======== Entries

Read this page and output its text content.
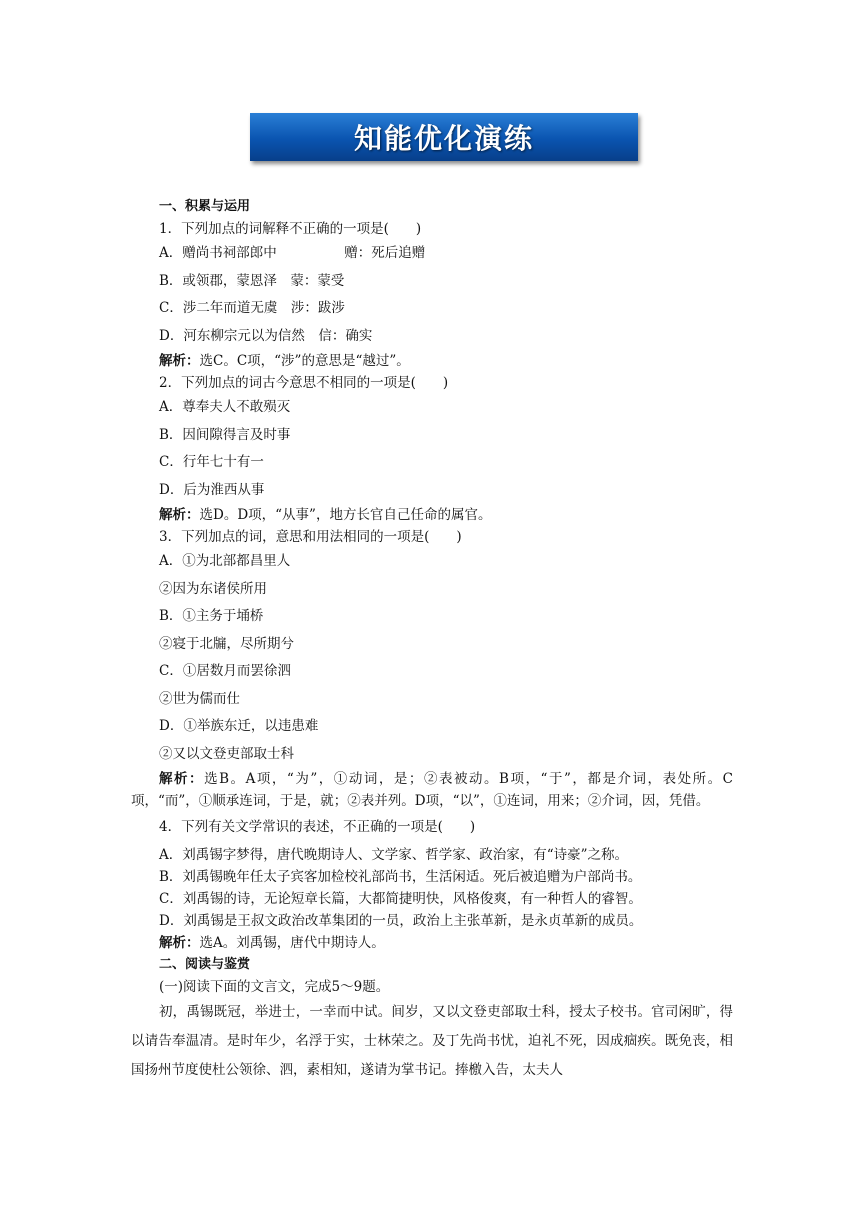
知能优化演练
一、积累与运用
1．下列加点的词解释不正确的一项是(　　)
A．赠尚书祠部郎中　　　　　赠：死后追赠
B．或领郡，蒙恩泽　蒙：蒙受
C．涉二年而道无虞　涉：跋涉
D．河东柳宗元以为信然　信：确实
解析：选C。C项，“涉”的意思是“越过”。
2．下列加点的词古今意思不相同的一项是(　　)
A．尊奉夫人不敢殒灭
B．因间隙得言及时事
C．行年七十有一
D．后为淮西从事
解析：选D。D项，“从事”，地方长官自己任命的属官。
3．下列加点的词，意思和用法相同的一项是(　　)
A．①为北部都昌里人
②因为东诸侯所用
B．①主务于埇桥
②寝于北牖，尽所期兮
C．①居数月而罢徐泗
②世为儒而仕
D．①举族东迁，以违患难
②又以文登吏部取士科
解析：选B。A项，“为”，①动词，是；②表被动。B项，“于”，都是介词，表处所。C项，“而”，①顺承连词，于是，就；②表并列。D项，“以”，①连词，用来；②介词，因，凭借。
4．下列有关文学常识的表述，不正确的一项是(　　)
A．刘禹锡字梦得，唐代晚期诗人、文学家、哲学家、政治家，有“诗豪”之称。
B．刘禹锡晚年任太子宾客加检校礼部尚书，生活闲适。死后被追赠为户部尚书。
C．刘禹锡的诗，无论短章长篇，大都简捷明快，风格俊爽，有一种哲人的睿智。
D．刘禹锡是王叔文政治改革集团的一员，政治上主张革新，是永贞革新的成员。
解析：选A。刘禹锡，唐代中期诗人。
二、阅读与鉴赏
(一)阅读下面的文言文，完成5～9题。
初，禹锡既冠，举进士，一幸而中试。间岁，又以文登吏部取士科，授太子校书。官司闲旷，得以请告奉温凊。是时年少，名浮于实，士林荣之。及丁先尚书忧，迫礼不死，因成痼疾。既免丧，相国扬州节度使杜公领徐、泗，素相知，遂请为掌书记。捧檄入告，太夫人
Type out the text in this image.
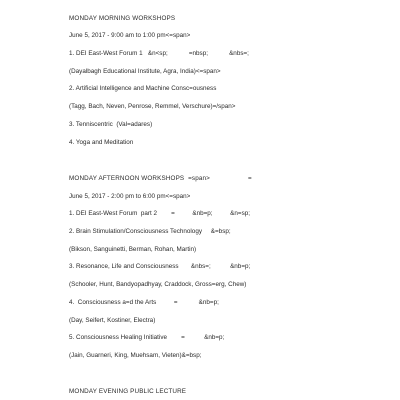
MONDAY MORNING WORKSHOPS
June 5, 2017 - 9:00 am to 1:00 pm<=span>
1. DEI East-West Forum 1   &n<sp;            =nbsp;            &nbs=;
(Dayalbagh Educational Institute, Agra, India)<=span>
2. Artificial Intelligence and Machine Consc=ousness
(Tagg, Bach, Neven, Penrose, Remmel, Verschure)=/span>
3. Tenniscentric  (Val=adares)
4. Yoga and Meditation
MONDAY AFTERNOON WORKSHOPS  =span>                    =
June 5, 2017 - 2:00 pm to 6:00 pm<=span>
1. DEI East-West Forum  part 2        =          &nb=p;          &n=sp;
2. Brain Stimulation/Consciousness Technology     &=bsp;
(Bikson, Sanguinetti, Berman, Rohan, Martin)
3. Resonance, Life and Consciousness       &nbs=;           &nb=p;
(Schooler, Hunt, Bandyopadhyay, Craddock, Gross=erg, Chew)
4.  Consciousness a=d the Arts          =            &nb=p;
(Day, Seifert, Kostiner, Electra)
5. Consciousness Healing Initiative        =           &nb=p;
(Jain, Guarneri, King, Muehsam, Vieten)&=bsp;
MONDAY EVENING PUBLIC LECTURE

================

#### [Exercise requirements]
Write down the number of lines where the word "MONDAY" appears, and nothing further.

#### [Task answer]
3